▸ Material for this task

○ ○ ○

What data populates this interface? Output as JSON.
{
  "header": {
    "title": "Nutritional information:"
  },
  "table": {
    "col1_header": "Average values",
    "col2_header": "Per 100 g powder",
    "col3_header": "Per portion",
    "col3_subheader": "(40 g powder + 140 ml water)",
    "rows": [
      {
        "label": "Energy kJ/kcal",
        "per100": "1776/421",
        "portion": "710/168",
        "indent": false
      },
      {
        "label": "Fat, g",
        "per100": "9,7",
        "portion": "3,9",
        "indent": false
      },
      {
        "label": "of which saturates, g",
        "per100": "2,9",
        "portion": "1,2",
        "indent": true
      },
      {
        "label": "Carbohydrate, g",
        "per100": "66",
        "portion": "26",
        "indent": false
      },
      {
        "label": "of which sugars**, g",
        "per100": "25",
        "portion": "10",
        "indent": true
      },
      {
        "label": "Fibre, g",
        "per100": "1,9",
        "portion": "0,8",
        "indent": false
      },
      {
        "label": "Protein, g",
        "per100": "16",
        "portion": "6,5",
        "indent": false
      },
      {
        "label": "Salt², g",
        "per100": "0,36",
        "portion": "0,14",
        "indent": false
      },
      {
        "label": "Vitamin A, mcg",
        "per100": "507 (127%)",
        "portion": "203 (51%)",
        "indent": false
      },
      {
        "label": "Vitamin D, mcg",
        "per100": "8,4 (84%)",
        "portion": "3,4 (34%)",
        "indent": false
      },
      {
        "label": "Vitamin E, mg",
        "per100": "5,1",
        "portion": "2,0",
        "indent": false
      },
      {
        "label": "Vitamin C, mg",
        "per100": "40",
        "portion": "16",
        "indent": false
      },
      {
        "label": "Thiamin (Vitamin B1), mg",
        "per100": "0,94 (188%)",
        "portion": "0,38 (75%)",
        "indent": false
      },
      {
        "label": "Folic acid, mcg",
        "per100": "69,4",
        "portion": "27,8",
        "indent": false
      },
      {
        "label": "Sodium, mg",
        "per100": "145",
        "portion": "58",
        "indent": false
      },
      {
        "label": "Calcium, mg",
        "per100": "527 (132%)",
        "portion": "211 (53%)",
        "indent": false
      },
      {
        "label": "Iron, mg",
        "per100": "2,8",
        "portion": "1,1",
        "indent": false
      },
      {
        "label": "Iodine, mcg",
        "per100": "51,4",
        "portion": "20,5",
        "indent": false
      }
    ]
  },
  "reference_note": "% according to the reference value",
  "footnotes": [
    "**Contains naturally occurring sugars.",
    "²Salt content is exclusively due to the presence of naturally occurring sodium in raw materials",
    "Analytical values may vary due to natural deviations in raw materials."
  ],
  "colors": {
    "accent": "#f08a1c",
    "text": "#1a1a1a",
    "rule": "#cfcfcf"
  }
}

○ ○ ○

▸ How to complete this task
Copy out each line of the material and keep every word unchanged.

▸ Exercise answer
What data populates this interface? Output as JSON.
{
  "header": {
    "title": "Nutritional information:"
  },
  "table": {
    "col1_header": "Average values",
    "col2_header": "Per 100 g powder",
    "col3_header": "Per portion",
    "col3_subheader": "(40 g powder + 140 ml water)",
    "rows": [
      {
        "label": "Energy kJ/kcal",
        "per100": "1776/421",
        "portion": "710/168",
        "indent": false
      },
      {
        "label": "Fat, g",
        "per100": "9,7",
        "portion": "3,9",
        "indent": false
      },
      {
        "label": "of which saturates, g",
        "per100": "2,9",
        "portion": "1,2",
        "indent": true
      },
      {
        "label": "Carbohydrate, g",
        "per100": "66",
        "portion": "26",
        "indent": false
      },
      {
        "label": "of which sugars**, g",
        "per100": "25",
        "portion": "10",
        "indent": true
      },
      {
        "label": "Fibre, g",
        "per100": "1,9",
        "portion": "0,8",
        "indent": false
      },
      {
        "label": "Protein, g",
        "per100": "16",
        "portion": "6,5",
        "indent": false
      },
      {
        "label": "Salt², g",
        "per100": "0,36",
        "portion": "0,14",
        "indent": false
      },
      {
        "label": "Vitamin A, mcg",
        "per100": "507 (127%)",
        "portion": "203 (51%)",
        "indent": false
      },
      {
        "label": "Vitamin D, mcg",
        "per100": "8,4 (84%)",
        "portion": "3,4 (34%)",
        "indent": false
      },
      {
        "label": "Vitamin E, mg",
        "per100": "5,1",
        "portion": "2,0",
        "indent": false
      },
      {
        "label": "Vitamin C, mg",
        "per100": "40",
        "portion": "16",
        "indent": false
      },
      {
        "label": "Thiamin (Vitamin B1), mg",
        "per100": "0,94 (188%)",
        "portion": "0,38 (75%)",
        "indent": false
      },
      {
        "label": "Folic acid, mcg",
        "per100": "69,4",
        "portion": "27,8",
        "indent": false
      },
      {
        "label": "Sodium, mg",
        "per100": "145",
        "portion": "58",
        "indent": false
      },
      {
        "label": "Calcium, mg",
        "per100": "527 (132%)",
        "portion": "211 (53%)",
        "indent": false
      },
      {
        "label": "Iron, mg",
        "per100": "2,8",
        "portion": "1,1",
        "indent": false
      },
      {
        "label": "Iodine, mcg",
        "per100": "51,4",
        "portion": "20,5",
        "indent": false
      }
    ]
  },
  "reference_note": "% according to the reference value",
  "footnotes": [
    "**Contains naturally occurring sugars.",
    "²Salt content is exclusively due to the presence of naturally occurring sodium in raw materials",
    "Analytical values may vary due to natural deviations in raw materials."
  ],
  "colors": {
    "accent": "#f08a1c",
    "text": "#1a1a1a",
    "rule": "#cfcfcf"
  }
}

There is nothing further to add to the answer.